--- Text excerpt Enclosed Below ---

But reality set in a couple of months later, when he tried to start work on a new record.
“You go to the tap, and it’s not connected to the plumbing.
“You don’t have the resources that you used to have: The manpower and the battering rams to move things along. So you start to think that you’ve failed and you’re on a downward trajectory.
“And the biggest fear any human being will have when they’ve achieved a dream is losing it.”

The crisis of confidence turned his world upside down. Ryder locked his phone in a drawer and entered what he calls “a state of depression”.
“I lost my self-esteem, my positivity and my optimism,” he says.
“I felt what I was doing was worthless. I felt I was worthless.
“Any time I was singing, I’d have the same internal dialogue you get on a treadmill at the gym: ‘Give up, give up. It’s probably easier if you stop there and just get off’.”
For almost a year, he was solitary and withdrawn, even losing his belief in music.
“When there’s so much pain and suffering in the world, you start to wonder what music can even do,” he says.
“I’ve never in my life felt closer to wanting to give up. Where did that come from? I’ve never had that before, so I didn’t know how to deal with it.”
Rural recovery
Two things helped him regain perspective.

--- End of Enclosed Text excerpt ---
--- Study material Enclosed Below ---

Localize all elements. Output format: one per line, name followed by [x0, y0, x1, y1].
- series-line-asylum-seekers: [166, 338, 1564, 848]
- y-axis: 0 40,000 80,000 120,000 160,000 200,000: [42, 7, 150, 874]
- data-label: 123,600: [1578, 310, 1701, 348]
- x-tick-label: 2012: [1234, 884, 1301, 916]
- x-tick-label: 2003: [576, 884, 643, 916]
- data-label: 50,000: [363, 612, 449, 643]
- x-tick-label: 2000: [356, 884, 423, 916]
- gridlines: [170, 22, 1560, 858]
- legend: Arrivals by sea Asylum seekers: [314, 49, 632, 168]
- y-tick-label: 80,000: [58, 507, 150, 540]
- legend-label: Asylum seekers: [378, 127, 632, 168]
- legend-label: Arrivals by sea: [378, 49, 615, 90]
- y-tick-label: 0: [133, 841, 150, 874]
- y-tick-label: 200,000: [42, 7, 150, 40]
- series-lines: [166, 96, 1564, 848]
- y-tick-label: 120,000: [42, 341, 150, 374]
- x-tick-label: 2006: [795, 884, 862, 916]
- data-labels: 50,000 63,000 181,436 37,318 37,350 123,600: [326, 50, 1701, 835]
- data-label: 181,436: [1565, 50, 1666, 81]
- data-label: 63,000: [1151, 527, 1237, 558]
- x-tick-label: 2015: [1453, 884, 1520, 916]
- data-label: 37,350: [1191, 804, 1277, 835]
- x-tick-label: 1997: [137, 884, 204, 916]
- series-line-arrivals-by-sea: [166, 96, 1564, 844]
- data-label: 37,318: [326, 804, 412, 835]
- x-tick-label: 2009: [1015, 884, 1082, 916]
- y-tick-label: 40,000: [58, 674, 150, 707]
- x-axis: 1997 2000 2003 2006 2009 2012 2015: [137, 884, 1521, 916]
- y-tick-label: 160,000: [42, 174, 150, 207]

--- End of Enclosed Study material ---

Tasks:
1. Using the passage about Ryder's crisis of confidence, decide whether each statement agrees with it. Answer yes or no for each, and quote the words that decide it.
(a) Ryder put his phone away in a drawer.
(b) Ryder kept his faith in music through the whole period.
(c) Ryder's solitary, withdrawn period lasted about two years.
2. Resume the passage about Ryder's crisis of confidence, starting right after its final sentence.
The listing has no connection to the passage about Ryder's crisis of confidence.

Outputs for the tasks:
1.
(a) Yes: "Ryder locked his phone in a drawer"
(b) No: "even losing his belief in music"
(c) No: "For almost a year, he was solitary and withdrawn"

2.
One was recommitting to his faith. The other was his partner, Lois Gaskin-Barber, “who reminds me that so long as we have each other, we’ll get through whatever life throws”.
When they met 14 years ago, Ryder told Gaskin-Barber his dream was to live in Nashville, the spiritual home of country music. So that’s what they did, uprooting their lives to a log cabin in the Tennessean woods.
It was the beginning of his recovery.
“I love it out there. I feel so inspired,” he says.
“Everyone seems to be making music every day, and it’s not this industrial thing of, ‘Right, we’re meeting at 12 o’clock in central London and we’ll eat Deliveroo and try to write a chorus’.
“In Nashville, if you want to write, you go outside, go for a walk, or sit on a boat in the lake. It’s my favourite thing to do.”

Those long, solitary walks gave birth to Sam’s new album, and it’s a revelation.
There’s a new maturity to his delivery, and his credibility, as the 36-year-old resists the temptation to let emotional burnout harden into cynicism.
On Armour, he acknowledges that his sunny outlook became a trap that prevented him from acknowledging doubt or disappointment.
“Take off all that armour / You can’t carry all that weight,” he sings over a delicate slide guitar.
Elsewhere, the title track makes the surprising decision to use the same phrase as Will Smith in the actor’s notorious Oscars outburst.
“You’d better keep my name right out of your mouth,” Sam spits at his critics. “‘Cos I can do anything.“
Full of shuffling drum beats and impassioned vocals, the album nestles perfectly beside the likes of Teddy Swims and Hozier, with a sound that Sam has christened Frontier Soul.
“I’d say it’s a desert aesthetic with a soul vocal. Like a Tarantino soundtrack or a Nancy Sinatra album – the twang of the guitars, the sultriness of the production.”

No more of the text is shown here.